== What needs to be done ==
Look through the records below, count the lines with the word "Flow", and reply with only the number.

== Records shown ==
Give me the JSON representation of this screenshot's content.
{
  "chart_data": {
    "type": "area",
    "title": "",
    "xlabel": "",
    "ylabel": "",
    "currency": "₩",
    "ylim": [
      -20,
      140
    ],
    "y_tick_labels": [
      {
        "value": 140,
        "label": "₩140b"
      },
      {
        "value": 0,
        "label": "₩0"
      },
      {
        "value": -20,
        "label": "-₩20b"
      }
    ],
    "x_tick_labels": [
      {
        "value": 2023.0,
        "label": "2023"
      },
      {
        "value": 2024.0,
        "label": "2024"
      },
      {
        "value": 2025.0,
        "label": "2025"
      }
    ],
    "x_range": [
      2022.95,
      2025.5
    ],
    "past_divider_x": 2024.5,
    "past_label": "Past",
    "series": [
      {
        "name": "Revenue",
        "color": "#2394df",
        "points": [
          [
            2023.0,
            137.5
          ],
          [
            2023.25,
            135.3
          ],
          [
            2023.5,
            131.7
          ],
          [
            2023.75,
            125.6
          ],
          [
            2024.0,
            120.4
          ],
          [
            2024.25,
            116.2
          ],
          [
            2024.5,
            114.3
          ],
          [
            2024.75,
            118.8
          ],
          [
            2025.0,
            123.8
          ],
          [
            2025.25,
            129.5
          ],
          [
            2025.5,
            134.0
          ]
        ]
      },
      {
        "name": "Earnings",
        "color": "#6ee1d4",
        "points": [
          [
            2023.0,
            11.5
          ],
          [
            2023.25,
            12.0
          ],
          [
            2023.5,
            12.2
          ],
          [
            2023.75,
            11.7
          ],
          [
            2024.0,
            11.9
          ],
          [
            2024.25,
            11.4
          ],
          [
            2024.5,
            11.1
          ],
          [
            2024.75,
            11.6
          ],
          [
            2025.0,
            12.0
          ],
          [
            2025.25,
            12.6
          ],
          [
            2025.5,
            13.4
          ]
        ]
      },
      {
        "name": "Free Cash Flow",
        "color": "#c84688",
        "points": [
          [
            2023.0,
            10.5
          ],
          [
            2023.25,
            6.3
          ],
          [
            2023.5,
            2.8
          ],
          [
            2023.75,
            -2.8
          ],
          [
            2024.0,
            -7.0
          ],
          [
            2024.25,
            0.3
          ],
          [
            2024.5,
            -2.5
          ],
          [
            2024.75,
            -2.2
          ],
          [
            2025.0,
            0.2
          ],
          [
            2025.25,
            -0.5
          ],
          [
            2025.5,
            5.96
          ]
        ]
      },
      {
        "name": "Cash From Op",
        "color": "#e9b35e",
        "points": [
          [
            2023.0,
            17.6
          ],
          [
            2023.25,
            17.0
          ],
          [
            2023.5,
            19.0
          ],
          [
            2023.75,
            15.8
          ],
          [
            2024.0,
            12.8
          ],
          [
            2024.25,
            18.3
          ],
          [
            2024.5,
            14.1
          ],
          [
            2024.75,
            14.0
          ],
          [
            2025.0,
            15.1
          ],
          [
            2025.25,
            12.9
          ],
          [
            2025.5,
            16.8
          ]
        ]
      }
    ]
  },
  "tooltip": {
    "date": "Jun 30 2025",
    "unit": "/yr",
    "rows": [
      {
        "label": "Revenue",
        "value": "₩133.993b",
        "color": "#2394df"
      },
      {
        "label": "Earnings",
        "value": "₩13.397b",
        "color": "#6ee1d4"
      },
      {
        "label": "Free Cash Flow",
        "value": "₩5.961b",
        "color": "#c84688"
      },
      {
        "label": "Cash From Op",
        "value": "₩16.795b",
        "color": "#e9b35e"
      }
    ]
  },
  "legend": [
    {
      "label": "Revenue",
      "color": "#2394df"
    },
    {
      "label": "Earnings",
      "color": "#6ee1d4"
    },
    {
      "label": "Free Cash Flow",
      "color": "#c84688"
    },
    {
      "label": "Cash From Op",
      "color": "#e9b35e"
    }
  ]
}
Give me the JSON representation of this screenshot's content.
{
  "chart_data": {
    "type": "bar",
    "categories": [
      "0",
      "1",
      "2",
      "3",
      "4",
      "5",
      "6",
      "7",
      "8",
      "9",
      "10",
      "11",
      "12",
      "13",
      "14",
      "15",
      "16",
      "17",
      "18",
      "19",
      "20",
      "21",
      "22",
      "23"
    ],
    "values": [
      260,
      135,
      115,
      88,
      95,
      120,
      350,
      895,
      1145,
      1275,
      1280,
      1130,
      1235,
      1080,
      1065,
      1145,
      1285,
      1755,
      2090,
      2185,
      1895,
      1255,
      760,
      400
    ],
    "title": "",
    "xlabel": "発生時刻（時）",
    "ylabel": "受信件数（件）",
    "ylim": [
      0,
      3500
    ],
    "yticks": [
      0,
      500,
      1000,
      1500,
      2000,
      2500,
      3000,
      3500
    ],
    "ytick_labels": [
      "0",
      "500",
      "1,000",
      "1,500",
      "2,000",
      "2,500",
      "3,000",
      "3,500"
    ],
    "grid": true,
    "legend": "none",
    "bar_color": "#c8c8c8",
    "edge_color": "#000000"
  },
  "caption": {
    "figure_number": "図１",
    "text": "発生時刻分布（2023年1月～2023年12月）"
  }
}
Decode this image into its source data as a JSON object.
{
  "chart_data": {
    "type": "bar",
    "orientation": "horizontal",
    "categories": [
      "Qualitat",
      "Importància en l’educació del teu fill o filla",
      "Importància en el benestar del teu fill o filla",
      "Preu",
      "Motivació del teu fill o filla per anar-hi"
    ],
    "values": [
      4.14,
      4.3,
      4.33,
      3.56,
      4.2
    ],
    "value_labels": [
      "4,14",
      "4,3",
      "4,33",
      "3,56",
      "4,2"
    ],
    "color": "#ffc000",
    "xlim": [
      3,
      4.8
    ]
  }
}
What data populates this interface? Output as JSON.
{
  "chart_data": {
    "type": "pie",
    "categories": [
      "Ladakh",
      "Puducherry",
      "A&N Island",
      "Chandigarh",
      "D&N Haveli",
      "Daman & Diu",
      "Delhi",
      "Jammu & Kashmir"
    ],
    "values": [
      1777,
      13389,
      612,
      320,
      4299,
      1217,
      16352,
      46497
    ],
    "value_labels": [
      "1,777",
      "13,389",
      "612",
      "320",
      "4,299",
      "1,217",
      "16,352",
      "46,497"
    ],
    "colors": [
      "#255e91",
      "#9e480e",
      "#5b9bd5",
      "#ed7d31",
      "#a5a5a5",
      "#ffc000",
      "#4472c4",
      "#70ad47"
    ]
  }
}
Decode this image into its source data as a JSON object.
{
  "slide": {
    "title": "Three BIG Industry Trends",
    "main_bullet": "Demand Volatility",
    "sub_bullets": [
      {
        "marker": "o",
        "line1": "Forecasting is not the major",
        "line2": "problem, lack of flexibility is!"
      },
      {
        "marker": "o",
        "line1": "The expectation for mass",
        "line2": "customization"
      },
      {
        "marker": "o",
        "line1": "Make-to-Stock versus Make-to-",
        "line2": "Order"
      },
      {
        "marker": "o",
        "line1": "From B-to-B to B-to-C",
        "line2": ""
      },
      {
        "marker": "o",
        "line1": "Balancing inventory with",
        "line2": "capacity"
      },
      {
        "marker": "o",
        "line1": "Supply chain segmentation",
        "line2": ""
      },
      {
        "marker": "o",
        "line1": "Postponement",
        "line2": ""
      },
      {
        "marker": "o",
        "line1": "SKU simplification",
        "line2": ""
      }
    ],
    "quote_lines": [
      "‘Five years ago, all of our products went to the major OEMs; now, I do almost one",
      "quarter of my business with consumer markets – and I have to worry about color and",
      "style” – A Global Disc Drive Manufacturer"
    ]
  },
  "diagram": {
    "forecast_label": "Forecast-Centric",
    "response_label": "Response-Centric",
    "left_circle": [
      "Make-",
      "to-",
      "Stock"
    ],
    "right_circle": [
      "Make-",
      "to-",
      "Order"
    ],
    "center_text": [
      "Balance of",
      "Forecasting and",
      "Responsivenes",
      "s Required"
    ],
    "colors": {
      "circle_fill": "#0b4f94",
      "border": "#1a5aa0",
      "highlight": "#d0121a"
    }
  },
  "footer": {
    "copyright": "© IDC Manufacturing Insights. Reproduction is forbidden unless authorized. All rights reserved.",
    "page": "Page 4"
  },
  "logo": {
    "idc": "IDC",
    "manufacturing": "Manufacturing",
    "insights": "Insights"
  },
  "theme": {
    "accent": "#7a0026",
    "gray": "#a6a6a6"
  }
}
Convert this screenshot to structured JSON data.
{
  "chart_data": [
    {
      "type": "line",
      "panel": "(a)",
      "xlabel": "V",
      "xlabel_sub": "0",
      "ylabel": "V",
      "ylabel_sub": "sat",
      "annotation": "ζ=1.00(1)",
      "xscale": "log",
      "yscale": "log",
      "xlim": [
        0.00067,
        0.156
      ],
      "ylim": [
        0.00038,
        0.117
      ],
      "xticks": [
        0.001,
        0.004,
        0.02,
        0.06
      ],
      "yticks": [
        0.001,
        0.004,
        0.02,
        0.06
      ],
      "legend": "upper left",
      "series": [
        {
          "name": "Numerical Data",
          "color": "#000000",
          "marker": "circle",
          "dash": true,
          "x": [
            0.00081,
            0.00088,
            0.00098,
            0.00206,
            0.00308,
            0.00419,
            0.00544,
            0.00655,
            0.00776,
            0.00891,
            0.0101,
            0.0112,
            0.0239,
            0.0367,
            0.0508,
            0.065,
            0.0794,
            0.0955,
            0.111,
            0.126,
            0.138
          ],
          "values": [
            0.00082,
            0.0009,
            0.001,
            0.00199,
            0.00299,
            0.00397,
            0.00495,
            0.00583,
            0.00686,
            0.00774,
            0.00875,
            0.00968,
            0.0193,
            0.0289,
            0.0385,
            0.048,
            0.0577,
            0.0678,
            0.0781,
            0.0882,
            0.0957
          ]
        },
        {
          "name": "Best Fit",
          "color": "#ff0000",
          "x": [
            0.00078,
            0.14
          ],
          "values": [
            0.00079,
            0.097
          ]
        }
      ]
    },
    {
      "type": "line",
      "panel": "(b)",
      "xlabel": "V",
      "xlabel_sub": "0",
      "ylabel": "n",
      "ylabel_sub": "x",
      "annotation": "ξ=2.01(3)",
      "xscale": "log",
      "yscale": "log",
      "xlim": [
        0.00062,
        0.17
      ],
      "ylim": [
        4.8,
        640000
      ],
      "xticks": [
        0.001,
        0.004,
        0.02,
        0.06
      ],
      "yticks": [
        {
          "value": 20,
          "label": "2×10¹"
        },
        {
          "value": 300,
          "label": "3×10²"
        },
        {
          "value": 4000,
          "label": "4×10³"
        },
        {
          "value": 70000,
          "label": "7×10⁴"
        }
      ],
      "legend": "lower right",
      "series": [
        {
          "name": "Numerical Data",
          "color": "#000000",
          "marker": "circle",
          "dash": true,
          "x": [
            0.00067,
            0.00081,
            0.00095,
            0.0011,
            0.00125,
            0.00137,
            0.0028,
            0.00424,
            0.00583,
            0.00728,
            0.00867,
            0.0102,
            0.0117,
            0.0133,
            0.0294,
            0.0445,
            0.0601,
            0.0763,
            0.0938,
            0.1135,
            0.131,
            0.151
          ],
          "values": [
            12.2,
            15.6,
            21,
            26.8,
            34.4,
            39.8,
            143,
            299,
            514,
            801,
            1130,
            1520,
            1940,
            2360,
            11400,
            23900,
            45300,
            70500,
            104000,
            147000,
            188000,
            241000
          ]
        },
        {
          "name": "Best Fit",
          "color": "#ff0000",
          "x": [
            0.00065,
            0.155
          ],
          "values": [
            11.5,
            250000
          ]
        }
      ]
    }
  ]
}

== Exercise response ==
3